--- Begin Dataset records ---

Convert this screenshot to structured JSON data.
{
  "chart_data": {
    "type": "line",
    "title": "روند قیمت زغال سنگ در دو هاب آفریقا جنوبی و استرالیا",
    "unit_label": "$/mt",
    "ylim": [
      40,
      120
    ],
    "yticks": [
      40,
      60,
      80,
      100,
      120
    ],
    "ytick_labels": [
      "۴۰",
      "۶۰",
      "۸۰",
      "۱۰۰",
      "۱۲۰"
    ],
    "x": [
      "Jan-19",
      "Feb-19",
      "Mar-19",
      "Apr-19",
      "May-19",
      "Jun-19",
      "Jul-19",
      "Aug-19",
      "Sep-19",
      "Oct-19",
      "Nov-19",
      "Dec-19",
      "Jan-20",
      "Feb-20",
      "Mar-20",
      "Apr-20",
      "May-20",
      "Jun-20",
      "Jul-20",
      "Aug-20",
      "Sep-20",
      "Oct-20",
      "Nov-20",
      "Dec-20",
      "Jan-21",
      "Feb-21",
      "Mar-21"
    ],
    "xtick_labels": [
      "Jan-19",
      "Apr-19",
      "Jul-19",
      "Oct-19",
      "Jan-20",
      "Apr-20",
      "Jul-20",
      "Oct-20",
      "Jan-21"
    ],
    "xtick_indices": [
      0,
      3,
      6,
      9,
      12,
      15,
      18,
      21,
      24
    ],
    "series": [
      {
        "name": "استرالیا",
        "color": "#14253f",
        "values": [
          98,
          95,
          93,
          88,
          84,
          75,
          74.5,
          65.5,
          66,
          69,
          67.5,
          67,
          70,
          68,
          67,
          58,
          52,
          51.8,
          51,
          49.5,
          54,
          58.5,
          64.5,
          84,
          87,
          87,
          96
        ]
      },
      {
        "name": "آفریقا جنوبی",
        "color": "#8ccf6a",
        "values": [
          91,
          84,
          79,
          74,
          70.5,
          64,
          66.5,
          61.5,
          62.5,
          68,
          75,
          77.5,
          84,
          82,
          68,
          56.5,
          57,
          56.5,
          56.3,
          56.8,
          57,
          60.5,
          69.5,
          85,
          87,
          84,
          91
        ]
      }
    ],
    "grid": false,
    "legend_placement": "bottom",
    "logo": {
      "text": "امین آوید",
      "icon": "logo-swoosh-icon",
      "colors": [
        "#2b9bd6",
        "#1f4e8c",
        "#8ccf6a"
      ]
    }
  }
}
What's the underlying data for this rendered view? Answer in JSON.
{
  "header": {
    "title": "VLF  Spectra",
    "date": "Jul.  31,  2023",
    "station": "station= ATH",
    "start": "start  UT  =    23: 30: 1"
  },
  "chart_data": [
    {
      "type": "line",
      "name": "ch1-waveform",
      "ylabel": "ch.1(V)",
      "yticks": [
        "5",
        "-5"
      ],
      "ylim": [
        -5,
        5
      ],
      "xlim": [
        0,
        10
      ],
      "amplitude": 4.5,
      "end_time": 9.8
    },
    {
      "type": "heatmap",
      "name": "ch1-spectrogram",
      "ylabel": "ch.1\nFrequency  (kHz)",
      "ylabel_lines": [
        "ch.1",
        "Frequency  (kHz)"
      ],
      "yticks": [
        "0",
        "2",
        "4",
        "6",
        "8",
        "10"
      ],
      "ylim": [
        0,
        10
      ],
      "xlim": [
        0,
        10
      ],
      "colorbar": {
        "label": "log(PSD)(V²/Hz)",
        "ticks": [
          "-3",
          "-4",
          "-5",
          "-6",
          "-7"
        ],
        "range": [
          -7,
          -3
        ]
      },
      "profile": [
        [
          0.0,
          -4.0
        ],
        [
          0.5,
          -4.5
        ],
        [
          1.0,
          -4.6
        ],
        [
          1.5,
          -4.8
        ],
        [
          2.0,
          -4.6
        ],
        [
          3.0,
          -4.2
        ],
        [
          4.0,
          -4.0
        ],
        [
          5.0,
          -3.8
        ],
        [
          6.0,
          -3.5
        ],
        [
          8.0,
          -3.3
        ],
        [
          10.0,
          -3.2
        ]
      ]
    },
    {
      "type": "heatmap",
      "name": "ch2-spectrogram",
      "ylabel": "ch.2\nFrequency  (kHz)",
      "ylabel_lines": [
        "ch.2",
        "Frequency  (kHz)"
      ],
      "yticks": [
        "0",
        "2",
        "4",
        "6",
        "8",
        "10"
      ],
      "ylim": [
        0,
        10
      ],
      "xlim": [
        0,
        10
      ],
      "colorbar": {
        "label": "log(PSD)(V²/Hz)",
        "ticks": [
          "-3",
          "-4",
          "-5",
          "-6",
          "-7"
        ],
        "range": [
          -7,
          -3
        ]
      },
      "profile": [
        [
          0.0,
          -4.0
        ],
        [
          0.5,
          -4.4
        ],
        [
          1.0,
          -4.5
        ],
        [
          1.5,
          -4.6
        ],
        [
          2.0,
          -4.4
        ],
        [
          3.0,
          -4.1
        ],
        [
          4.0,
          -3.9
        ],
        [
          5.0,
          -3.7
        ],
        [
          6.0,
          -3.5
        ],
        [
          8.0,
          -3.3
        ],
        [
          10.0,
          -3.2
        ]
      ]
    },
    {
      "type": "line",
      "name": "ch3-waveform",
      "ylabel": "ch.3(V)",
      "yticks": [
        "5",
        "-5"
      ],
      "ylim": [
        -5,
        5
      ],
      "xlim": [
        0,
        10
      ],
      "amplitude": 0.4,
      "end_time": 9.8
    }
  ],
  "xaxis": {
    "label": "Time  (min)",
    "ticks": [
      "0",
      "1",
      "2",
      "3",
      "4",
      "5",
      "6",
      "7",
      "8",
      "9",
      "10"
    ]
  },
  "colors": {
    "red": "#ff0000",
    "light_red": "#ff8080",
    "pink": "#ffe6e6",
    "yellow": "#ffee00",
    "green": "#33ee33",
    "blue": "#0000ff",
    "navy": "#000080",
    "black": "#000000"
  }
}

--- End Dataset records ---

• [Short task] Find every line of the data that holds the string "waveform", then say how many there are and nothing else.

• [Worked solution] 2